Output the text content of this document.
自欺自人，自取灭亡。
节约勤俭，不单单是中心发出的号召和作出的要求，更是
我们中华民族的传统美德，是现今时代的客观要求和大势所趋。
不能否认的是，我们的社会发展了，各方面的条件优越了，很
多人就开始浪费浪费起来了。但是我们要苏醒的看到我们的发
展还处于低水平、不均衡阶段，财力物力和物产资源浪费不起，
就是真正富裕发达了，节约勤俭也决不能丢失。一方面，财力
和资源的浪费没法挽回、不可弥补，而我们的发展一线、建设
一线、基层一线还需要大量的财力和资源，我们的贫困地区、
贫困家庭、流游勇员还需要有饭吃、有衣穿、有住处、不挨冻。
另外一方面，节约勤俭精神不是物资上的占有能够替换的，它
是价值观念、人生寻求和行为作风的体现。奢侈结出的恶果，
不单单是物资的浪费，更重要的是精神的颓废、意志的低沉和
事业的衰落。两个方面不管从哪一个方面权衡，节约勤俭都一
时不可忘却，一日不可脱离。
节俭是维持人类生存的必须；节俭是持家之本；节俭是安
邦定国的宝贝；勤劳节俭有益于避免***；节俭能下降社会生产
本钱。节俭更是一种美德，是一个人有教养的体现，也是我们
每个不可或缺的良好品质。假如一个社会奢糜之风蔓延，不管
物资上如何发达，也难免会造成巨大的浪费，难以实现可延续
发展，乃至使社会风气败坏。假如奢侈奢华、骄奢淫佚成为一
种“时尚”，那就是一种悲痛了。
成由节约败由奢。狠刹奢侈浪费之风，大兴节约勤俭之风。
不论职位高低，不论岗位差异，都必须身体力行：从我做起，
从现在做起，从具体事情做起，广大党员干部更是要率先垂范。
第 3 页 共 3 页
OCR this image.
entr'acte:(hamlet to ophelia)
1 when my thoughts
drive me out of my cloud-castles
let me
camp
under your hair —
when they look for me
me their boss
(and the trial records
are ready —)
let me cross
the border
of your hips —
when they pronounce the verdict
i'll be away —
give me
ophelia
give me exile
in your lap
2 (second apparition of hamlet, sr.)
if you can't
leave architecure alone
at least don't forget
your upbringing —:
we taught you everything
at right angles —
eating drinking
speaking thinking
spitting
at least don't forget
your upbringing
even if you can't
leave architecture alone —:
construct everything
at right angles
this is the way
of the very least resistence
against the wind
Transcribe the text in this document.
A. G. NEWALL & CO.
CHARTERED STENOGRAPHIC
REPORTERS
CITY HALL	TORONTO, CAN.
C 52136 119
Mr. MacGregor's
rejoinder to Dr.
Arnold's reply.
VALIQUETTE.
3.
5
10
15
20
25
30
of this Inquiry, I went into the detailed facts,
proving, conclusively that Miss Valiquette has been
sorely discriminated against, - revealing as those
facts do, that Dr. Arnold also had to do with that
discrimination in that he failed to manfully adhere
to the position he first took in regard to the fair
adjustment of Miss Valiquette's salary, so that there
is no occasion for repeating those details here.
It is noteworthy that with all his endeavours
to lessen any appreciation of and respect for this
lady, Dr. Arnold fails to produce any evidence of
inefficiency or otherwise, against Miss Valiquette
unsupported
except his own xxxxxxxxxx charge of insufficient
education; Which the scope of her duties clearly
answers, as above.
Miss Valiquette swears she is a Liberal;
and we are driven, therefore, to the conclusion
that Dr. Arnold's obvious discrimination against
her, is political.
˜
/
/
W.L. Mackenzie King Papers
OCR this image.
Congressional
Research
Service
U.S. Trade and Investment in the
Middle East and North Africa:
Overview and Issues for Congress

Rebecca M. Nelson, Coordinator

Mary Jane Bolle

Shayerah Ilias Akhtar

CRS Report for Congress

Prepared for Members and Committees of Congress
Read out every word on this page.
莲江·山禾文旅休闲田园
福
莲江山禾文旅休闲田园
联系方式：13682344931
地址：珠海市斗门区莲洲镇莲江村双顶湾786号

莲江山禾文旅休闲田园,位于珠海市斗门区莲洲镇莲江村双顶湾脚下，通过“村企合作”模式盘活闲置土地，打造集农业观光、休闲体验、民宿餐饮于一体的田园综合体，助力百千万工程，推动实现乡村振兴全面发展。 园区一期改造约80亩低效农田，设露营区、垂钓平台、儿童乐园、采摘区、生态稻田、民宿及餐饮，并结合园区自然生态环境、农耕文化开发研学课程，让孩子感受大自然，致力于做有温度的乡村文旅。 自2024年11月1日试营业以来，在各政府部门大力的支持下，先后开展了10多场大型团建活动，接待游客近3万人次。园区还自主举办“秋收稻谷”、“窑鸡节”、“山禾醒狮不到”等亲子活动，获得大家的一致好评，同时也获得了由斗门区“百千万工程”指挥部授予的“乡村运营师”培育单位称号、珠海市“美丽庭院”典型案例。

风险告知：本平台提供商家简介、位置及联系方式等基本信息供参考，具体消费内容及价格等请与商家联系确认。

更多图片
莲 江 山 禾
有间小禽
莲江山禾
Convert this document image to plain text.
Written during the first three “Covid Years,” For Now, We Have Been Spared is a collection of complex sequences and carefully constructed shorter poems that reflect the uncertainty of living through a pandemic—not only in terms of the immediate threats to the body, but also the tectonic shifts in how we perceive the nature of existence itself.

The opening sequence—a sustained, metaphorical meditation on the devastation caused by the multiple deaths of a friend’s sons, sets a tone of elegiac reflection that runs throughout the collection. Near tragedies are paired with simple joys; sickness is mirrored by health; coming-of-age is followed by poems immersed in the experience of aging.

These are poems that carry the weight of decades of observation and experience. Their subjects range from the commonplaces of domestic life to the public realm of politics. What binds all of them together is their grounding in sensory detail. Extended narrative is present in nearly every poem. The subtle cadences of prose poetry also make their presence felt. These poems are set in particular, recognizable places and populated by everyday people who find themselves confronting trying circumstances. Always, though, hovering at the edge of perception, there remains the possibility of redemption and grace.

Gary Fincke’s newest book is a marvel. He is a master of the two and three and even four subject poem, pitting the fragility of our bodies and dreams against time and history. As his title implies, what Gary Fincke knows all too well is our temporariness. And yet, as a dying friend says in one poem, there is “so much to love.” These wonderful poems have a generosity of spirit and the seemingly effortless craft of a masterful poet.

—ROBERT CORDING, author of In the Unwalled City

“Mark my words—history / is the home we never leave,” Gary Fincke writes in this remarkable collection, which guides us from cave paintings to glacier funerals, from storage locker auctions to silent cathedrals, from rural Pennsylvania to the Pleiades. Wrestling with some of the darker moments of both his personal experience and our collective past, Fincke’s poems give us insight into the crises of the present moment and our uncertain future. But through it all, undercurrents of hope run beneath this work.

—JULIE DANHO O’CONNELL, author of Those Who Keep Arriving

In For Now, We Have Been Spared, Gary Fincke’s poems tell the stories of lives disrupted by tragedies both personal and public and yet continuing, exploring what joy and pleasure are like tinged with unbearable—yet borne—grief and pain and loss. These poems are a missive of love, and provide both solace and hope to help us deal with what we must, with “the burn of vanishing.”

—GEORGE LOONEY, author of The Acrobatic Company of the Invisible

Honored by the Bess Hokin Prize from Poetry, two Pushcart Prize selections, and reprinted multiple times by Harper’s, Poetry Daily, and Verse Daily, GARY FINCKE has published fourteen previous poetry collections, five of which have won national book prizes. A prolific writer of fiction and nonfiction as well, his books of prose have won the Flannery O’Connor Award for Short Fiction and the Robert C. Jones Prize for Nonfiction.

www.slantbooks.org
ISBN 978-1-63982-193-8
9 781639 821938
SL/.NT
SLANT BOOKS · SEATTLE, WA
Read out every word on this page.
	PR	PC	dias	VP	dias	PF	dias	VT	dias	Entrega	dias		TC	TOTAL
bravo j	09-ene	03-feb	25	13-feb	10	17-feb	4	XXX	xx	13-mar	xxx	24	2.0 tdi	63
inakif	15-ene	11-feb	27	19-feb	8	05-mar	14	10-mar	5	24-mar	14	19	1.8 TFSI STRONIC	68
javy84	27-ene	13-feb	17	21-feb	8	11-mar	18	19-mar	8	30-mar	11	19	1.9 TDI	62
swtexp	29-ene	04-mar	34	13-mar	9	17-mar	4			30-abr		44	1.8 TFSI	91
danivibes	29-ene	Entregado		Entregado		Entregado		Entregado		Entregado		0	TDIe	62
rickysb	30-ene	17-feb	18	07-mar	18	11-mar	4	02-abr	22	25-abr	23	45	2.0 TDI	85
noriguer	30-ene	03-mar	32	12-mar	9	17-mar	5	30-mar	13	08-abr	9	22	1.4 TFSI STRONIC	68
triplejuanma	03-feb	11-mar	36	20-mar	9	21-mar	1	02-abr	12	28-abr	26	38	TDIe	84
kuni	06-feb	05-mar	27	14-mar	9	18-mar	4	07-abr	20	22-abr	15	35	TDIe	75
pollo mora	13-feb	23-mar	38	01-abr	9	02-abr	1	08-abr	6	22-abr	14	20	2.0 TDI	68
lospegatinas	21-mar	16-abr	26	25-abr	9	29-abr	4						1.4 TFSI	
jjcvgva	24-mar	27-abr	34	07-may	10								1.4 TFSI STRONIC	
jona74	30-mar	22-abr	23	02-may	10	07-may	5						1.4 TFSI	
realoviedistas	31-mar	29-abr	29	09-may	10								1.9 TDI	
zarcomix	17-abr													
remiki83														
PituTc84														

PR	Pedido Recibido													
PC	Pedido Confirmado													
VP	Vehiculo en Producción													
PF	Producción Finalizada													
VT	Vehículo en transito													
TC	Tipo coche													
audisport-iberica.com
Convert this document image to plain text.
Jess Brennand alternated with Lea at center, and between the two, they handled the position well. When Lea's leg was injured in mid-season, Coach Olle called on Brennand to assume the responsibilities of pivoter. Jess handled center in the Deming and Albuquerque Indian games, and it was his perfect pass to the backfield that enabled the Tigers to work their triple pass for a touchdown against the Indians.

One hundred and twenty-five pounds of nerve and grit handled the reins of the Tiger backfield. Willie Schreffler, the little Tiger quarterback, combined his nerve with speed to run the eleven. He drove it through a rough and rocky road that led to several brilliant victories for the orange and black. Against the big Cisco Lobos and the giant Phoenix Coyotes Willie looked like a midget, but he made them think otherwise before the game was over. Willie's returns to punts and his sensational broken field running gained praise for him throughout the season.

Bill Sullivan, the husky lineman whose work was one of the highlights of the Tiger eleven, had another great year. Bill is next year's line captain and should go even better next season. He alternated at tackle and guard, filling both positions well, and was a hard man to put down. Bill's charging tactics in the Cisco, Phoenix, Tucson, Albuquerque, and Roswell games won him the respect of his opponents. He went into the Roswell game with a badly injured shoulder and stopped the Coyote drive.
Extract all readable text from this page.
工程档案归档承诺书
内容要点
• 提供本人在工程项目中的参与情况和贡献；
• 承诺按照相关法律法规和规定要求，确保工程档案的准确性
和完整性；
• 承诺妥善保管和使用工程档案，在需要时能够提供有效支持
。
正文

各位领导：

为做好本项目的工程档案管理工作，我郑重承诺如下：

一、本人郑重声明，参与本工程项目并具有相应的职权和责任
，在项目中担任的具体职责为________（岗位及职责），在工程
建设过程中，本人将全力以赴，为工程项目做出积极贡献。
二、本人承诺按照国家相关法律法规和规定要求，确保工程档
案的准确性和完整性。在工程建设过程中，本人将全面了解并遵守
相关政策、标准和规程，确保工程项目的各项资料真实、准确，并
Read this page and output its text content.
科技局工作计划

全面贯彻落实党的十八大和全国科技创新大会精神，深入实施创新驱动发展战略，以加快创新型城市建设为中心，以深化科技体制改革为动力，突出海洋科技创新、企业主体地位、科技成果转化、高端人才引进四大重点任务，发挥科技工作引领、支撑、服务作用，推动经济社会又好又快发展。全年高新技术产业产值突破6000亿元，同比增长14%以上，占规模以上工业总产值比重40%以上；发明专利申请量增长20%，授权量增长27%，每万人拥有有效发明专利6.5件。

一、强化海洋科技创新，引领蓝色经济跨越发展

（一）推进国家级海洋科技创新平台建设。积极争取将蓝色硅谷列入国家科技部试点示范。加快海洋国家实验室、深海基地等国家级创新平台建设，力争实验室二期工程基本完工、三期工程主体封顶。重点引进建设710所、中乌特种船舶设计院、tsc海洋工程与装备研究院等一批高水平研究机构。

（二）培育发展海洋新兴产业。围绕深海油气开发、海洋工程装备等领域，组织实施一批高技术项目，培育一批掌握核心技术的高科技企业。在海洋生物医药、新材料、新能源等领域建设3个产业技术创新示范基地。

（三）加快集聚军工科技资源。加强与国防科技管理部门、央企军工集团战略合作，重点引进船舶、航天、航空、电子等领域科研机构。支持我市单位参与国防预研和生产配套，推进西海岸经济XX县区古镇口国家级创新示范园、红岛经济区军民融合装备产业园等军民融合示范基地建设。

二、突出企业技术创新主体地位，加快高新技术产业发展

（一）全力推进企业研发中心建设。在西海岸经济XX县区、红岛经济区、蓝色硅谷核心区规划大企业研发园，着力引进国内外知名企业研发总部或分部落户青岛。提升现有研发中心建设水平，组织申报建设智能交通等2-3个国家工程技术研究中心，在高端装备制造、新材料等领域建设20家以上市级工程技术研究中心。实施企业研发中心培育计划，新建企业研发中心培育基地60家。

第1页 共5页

=-=-=-=-=

(Given task):
Locate each line containing the string "content" and show it.

(Output for this task):
Output the text content of this document.
Read this page and output its text content.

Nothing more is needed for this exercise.